_RECORDS SUPPLIED_
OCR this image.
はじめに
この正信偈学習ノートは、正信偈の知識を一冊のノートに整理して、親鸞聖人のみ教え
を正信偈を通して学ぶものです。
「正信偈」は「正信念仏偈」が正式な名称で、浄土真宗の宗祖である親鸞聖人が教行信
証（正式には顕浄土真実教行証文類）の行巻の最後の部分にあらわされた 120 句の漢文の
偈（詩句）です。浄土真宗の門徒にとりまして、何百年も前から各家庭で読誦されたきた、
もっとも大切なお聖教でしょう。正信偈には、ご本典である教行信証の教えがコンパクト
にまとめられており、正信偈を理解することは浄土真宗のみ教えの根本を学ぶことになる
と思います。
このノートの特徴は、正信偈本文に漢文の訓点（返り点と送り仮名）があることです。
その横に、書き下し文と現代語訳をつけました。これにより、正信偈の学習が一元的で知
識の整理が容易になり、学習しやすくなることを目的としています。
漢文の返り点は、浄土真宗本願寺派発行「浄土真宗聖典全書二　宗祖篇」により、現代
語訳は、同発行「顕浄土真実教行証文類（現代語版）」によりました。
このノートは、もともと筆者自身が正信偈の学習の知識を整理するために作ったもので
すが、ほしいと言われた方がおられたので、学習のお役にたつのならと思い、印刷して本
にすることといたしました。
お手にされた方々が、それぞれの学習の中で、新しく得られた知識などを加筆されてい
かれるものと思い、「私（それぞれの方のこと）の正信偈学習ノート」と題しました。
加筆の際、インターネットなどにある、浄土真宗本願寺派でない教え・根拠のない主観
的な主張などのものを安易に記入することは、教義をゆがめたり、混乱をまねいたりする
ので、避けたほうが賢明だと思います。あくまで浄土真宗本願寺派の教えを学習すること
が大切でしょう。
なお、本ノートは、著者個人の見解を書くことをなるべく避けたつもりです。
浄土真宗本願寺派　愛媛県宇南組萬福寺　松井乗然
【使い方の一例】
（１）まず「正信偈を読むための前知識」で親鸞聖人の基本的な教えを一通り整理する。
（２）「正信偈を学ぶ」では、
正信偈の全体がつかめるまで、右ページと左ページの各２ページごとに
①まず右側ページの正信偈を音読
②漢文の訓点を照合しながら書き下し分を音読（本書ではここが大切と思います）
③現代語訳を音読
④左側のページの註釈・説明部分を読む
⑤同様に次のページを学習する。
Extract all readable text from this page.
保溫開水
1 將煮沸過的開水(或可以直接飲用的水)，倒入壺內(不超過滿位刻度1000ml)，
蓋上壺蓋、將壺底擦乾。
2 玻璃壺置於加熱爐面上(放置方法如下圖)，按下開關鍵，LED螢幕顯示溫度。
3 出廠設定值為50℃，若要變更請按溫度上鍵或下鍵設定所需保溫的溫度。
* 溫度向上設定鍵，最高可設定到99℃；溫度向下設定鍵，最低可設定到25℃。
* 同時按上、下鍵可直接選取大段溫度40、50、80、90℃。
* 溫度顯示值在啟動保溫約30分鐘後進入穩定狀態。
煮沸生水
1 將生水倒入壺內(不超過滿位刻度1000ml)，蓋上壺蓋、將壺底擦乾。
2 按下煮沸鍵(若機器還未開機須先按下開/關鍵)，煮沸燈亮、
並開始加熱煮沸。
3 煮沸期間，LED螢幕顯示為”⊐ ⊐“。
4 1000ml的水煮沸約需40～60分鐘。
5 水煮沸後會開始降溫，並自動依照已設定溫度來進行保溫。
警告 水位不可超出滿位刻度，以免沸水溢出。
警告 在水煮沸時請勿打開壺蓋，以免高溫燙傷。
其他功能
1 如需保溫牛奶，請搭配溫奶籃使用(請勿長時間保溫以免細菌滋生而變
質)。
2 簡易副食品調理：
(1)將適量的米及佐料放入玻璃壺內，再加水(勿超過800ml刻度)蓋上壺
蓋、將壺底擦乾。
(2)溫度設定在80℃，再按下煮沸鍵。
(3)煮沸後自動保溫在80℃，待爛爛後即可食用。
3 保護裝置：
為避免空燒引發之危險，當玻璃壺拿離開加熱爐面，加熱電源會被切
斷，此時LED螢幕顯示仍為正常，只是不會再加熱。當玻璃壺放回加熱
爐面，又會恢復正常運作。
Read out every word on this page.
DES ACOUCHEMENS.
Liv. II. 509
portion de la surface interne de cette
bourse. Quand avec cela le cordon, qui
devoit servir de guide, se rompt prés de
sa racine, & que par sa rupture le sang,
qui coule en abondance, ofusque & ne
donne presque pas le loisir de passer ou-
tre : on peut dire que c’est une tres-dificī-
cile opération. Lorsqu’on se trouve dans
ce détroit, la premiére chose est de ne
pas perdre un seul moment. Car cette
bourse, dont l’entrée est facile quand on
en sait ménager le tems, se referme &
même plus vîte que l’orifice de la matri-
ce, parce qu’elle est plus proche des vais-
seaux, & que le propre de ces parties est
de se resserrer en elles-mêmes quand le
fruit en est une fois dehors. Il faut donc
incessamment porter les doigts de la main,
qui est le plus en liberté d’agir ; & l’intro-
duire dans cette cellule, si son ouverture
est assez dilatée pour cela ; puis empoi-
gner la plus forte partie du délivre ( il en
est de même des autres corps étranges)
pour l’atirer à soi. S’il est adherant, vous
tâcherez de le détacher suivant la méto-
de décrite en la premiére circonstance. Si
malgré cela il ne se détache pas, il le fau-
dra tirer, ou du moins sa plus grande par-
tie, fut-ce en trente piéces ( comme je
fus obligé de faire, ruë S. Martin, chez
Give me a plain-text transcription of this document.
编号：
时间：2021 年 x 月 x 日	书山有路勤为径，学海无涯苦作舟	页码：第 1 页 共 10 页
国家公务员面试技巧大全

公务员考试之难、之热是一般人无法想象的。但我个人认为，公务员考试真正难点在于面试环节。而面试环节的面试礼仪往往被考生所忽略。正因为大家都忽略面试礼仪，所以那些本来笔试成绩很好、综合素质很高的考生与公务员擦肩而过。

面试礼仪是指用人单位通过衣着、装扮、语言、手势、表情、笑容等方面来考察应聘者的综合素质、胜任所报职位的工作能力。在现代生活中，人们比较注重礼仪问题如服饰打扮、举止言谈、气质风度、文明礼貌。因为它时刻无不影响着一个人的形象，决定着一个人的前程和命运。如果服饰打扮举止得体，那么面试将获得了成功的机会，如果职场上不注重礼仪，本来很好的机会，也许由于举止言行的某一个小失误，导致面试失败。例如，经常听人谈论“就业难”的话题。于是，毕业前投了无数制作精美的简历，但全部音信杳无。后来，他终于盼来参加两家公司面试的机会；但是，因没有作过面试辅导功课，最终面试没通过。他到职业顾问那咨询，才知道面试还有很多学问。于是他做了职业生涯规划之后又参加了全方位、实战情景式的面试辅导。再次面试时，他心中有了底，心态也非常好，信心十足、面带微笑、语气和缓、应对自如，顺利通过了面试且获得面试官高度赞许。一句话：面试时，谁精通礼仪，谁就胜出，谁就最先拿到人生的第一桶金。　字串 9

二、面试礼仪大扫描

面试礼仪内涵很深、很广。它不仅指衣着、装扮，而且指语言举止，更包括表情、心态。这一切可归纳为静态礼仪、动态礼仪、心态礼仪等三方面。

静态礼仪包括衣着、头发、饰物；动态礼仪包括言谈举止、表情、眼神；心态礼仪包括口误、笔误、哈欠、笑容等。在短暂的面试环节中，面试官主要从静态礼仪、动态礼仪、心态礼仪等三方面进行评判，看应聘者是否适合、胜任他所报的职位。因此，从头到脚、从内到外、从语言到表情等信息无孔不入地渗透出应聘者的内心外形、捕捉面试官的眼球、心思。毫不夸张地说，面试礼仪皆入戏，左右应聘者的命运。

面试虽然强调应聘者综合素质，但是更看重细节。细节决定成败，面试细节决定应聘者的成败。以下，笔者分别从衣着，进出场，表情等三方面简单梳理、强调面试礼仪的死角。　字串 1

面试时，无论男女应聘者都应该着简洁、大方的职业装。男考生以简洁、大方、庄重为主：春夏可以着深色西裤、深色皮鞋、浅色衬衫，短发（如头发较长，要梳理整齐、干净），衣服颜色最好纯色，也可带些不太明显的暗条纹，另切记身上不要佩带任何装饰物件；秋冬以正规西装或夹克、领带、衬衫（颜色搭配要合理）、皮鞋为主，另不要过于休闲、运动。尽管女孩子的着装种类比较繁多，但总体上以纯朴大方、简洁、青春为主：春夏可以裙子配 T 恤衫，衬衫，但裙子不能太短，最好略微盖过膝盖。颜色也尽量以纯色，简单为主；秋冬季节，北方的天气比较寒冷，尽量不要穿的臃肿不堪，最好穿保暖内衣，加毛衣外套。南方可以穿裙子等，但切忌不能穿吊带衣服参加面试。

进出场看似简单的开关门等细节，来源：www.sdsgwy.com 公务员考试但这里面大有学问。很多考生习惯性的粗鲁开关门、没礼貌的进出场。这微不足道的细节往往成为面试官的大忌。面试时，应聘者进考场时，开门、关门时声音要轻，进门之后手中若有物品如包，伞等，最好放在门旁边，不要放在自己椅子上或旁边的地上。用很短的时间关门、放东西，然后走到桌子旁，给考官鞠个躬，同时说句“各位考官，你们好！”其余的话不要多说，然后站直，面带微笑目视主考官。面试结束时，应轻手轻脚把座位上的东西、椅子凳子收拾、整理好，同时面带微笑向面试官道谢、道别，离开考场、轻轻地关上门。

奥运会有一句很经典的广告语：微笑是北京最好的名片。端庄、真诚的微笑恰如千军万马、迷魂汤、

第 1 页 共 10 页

_GOAL_
Search the preceding listing for the word "cela" and pull out every line that holds it.

_PROBLEM SOLUTION_
bourse. Quand avec cela le cordon, qui
est assez dilatée pour cela ; puis empoi-
malgré cela il ne se détache pas, il le fau-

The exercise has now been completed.